Records
----

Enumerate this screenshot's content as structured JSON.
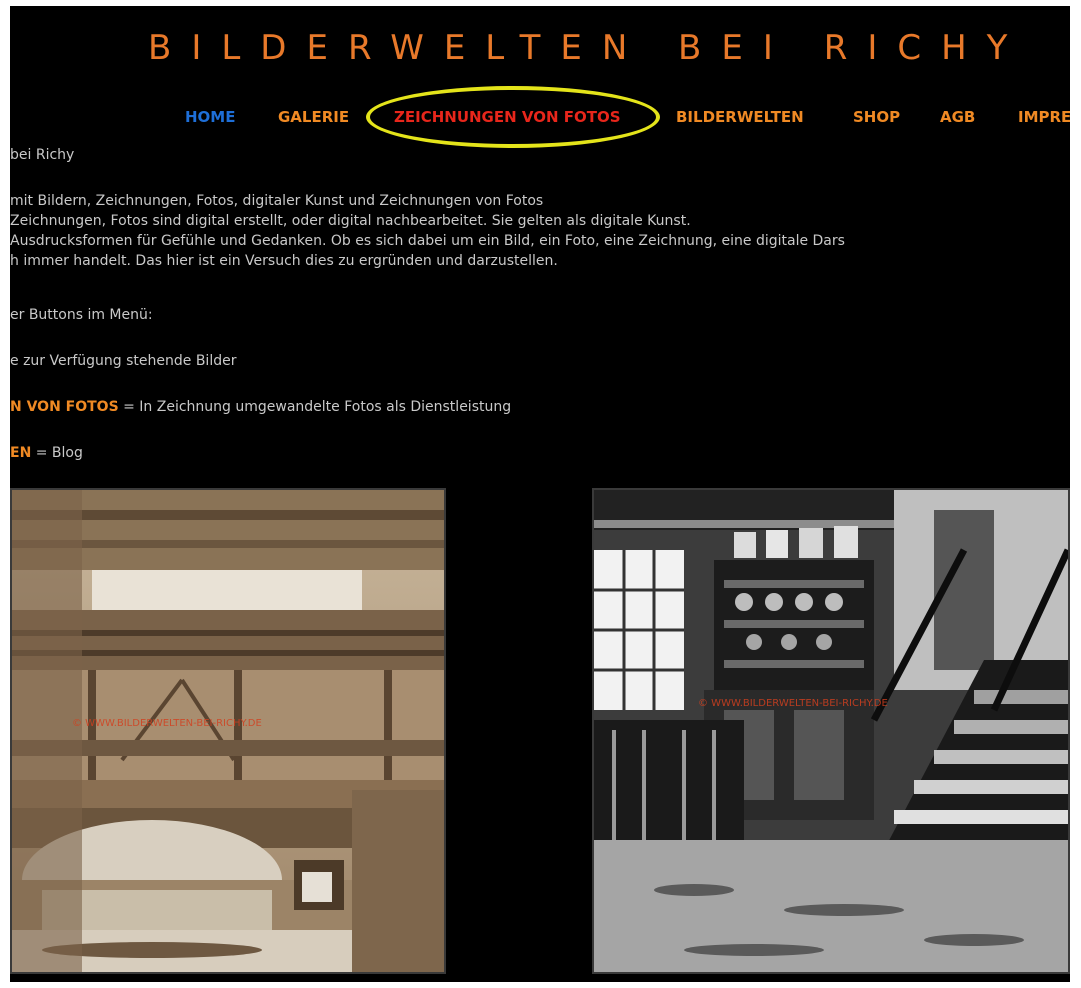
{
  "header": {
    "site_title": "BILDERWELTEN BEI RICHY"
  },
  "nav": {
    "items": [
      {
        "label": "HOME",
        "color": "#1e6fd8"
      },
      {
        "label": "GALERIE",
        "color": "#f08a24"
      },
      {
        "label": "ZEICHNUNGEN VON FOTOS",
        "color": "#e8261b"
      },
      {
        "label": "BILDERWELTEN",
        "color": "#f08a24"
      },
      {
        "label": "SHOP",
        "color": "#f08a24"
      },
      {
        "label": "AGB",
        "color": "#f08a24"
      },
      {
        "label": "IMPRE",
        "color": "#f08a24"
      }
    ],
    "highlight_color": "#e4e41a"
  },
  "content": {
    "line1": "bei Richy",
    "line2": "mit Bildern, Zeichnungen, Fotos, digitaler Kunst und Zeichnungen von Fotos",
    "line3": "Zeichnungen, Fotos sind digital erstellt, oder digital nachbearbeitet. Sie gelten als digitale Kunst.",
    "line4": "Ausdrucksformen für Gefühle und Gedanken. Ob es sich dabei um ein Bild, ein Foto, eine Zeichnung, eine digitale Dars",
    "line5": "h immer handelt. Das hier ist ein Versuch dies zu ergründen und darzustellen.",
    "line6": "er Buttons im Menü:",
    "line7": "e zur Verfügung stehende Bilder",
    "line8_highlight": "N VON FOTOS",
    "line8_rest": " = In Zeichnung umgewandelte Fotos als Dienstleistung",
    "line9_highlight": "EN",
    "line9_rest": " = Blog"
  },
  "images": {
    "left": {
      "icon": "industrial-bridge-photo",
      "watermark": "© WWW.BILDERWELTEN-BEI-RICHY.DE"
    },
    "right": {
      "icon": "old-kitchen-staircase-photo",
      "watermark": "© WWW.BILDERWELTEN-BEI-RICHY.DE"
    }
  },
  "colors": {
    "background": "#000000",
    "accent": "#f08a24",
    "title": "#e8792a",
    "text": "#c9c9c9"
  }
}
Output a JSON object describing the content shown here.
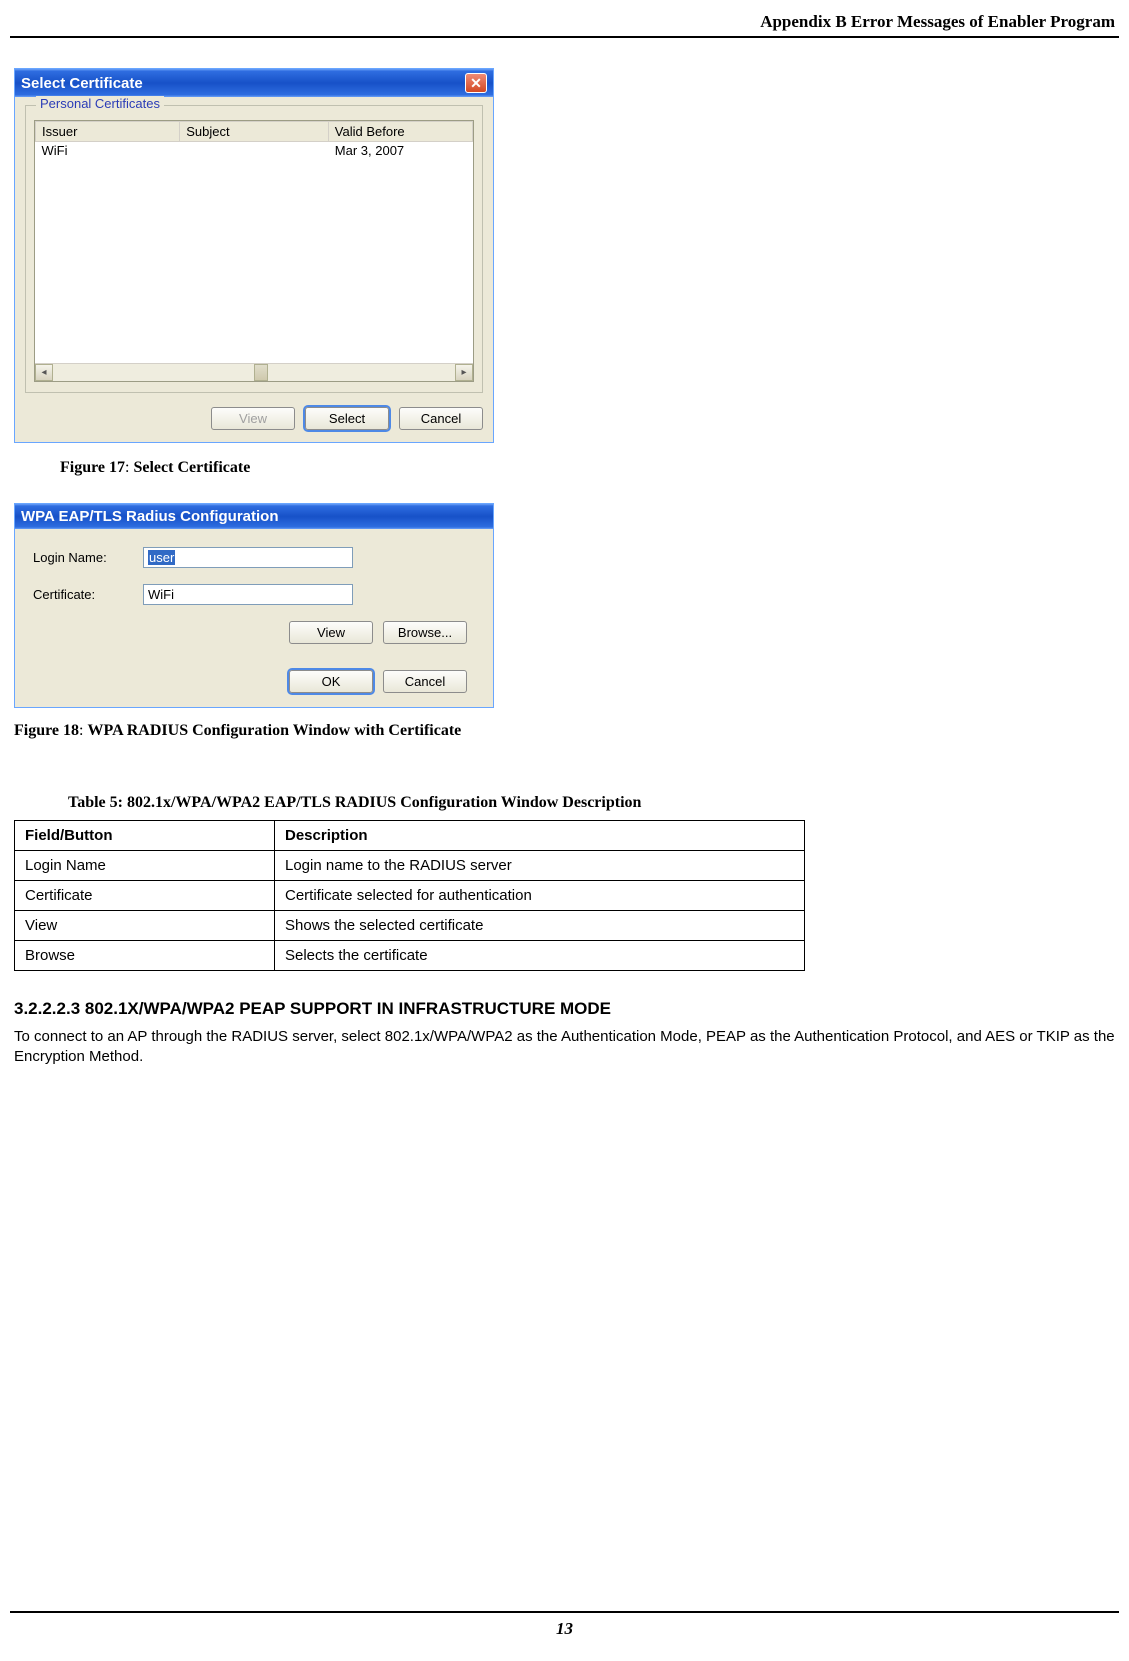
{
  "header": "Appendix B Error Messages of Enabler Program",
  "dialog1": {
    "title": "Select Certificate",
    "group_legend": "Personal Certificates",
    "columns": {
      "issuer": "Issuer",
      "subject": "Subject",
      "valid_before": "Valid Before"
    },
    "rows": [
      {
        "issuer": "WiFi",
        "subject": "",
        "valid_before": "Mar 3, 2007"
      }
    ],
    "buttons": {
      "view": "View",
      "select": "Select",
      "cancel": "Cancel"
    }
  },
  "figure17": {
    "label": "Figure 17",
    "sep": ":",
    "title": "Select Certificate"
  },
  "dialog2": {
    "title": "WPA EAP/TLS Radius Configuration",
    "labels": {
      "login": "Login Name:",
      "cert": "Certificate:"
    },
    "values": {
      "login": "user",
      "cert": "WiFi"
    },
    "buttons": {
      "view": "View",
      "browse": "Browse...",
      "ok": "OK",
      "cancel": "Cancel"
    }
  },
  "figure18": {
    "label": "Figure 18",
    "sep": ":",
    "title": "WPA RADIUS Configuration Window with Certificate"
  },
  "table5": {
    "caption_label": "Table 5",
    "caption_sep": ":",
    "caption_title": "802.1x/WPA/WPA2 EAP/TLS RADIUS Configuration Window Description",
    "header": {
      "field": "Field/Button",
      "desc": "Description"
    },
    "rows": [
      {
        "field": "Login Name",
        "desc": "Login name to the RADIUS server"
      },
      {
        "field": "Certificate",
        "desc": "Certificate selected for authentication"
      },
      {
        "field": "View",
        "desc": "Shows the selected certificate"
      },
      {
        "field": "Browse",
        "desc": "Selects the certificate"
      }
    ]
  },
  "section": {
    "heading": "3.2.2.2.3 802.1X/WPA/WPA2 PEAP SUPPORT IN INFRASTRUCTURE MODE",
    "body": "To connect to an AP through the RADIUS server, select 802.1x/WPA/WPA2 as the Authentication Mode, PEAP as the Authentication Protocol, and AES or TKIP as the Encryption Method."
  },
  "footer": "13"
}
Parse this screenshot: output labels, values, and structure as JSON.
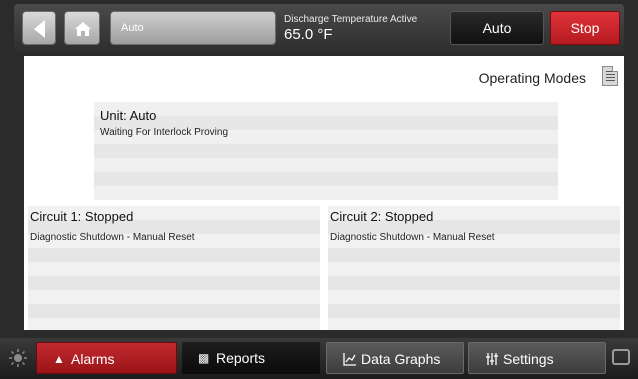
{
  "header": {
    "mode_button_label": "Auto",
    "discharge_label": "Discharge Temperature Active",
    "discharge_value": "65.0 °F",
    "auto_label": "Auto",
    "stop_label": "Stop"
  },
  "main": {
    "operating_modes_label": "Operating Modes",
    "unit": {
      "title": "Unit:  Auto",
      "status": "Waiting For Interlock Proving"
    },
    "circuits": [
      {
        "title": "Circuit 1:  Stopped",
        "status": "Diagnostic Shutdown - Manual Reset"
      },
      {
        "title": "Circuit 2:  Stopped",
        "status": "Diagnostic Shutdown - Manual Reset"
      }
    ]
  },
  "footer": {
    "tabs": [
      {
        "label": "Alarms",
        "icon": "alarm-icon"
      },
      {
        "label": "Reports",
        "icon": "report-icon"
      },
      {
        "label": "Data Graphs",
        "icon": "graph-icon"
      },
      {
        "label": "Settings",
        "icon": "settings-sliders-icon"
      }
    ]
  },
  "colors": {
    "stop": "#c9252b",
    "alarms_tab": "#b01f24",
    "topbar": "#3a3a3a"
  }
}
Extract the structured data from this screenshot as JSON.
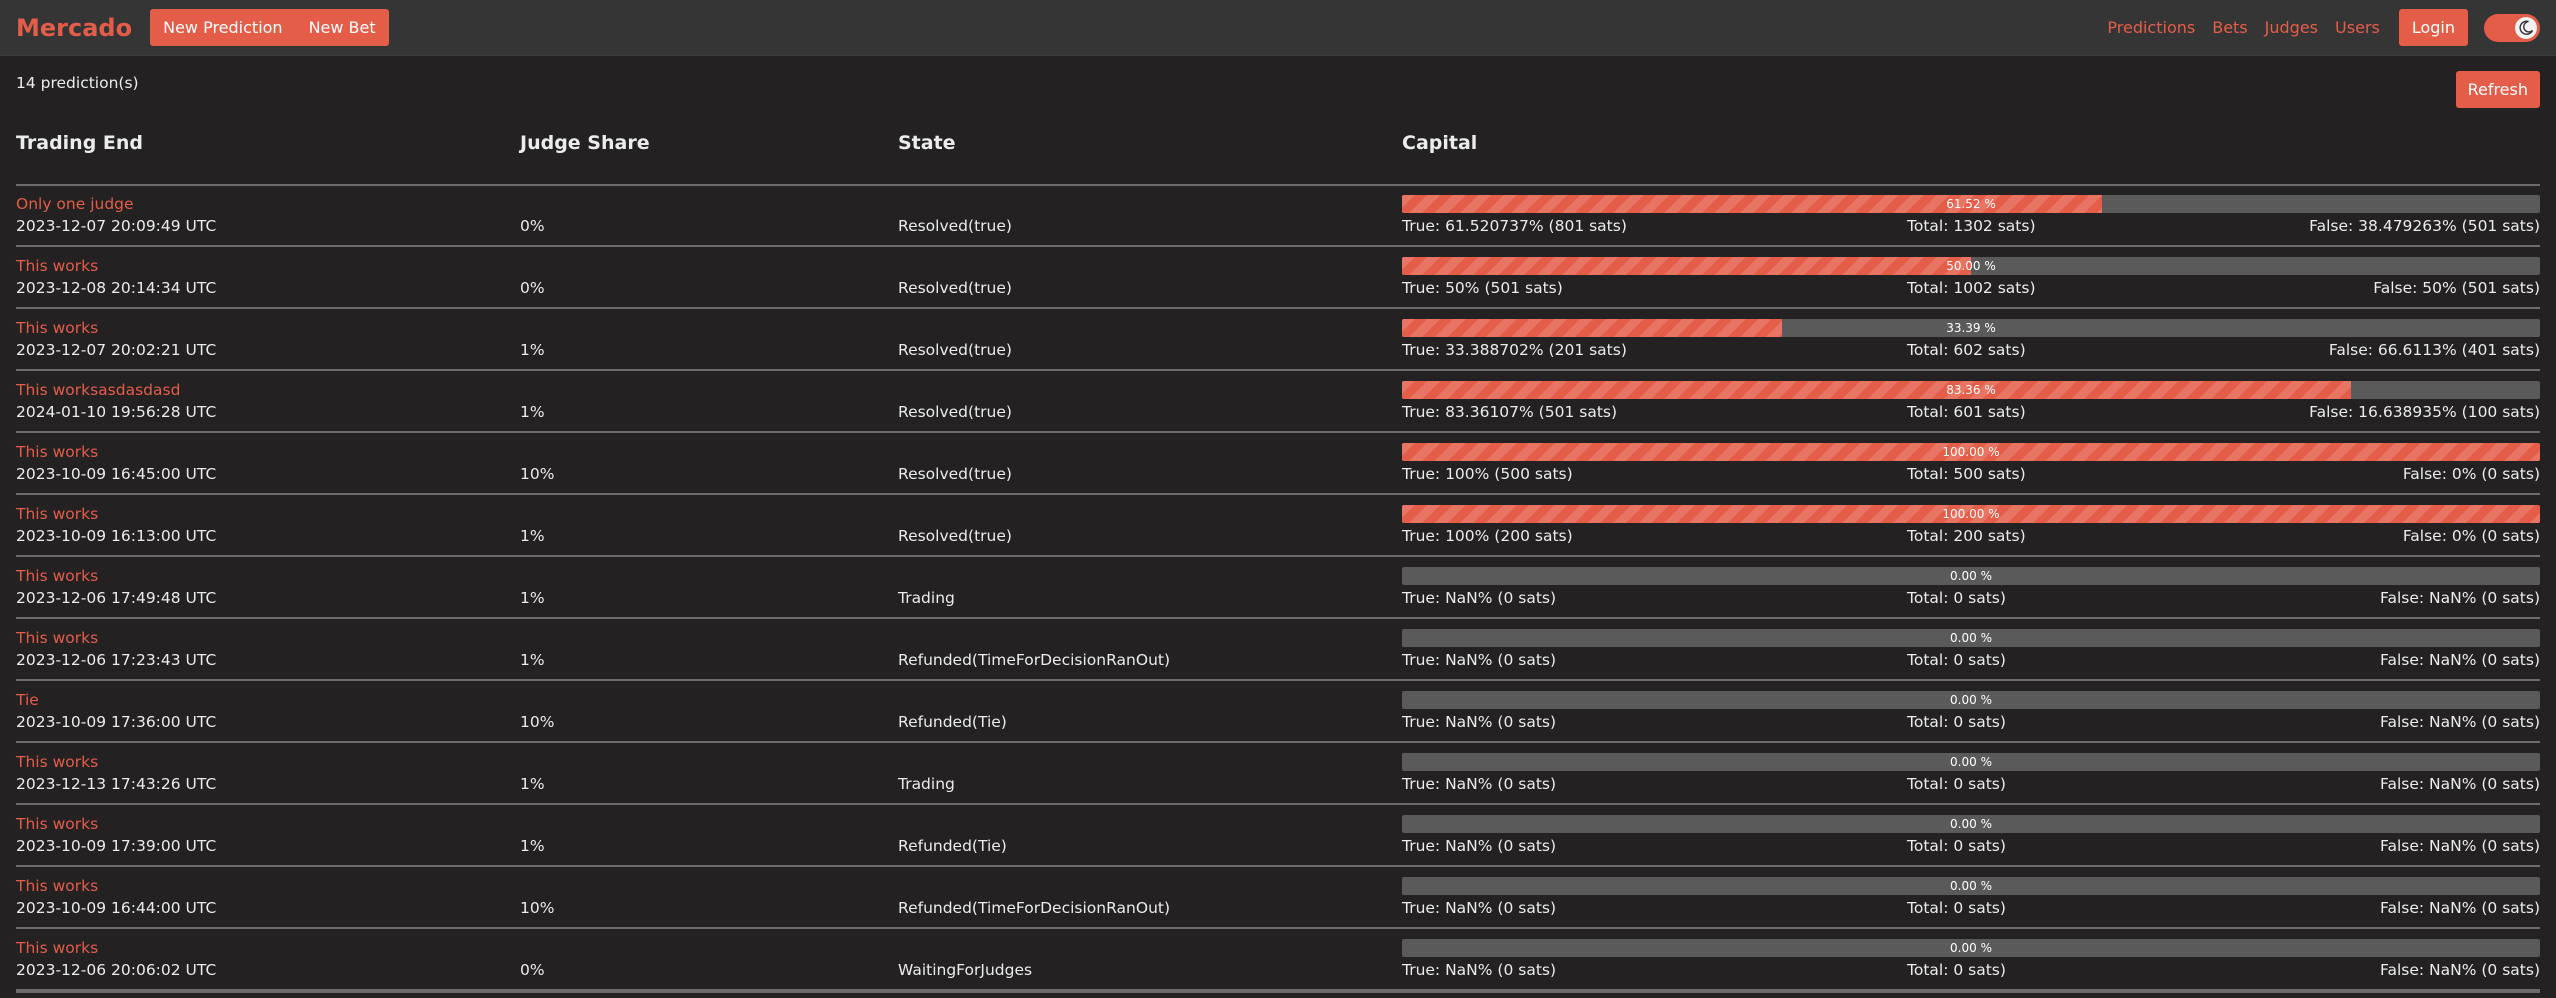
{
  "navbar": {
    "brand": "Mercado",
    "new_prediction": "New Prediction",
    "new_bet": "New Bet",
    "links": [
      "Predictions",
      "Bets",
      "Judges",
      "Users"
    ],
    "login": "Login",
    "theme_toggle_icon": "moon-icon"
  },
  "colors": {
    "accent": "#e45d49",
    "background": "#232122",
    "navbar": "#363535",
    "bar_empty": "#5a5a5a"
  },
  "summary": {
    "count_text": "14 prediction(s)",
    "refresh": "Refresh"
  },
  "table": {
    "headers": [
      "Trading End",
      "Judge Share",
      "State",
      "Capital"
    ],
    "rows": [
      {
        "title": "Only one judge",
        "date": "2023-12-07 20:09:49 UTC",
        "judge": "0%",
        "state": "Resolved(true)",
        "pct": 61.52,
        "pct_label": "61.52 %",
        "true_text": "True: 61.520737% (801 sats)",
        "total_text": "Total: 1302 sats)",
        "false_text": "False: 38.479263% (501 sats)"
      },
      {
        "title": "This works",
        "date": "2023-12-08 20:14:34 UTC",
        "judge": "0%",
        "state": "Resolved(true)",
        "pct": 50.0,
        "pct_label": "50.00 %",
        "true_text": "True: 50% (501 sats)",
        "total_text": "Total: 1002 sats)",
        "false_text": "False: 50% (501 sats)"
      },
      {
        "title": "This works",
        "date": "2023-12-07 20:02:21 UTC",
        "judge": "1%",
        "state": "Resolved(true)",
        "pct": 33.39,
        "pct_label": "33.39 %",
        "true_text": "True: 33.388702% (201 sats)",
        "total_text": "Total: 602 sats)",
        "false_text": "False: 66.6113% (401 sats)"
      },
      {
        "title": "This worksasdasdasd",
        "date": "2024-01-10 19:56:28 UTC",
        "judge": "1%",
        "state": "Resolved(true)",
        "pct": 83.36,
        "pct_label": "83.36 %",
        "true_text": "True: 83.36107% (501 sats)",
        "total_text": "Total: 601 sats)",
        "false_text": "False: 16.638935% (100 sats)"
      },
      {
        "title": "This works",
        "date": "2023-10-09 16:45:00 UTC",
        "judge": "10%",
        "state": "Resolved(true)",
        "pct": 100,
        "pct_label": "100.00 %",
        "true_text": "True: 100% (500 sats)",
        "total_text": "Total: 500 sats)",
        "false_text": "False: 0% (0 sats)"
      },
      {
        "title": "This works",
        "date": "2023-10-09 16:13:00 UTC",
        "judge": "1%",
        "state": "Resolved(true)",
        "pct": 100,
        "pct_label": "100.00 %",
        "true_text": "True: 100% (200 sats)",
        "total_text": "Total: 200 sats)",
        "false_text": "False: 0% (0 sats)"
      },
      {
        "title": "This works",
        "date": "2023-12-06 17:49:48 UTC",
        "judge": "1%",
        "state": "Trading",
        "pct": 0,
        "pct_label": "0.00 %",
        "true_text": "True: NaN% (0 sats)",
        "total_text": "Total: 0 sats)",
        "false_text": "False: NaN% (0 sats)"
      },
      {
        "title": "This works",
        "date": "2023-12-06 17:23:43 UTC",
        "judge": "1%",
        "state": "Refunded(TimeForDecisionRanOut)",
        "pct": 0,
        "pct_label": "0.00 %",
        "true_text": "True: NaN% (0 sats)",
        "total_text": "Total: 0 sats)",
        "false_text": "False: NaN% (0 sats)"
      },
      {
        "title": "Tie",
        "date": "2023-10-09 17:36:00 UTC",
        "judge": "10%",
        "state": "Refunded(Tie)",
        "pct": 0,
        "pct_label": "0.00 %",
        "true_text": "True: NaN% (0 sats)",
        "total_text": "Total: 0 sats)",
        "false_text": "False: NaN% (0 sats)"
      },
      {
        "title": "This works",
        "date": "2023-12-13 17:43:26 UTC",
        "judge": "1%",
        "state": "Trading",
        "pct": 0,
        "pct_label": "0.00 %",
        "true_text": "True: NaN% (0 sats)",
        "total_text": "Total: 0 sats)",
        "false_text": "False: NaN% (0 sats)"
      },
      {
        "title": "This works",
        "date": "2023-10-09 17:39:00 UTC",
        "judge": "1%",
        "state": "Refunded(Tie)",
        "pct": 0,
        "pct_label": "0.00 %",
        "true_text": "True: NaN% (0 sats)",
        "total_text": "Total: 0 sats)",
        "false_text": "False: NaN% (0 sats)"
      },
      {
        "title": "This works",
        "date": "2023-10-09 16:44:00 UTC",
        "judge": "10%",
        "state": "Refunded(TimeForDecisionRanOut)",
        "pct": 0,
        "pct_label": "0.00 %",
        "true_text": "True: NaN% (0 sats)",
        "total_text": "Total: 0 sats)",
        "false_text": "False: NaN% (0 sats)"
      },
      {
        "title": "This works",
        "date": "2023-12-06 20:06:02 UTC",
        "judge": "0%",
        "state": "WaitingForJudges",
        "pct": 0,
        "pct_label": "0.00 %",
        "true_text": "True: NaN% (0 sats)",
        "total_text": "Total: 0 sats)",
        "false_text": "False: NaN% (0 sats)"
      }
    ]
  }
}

----

» What you need to do:
Search the entries for "selected" and copy out each line that has it.

» Reply:
        "desc": "Certificate selected for authentication"
        "desc": "Shows the selected certificate"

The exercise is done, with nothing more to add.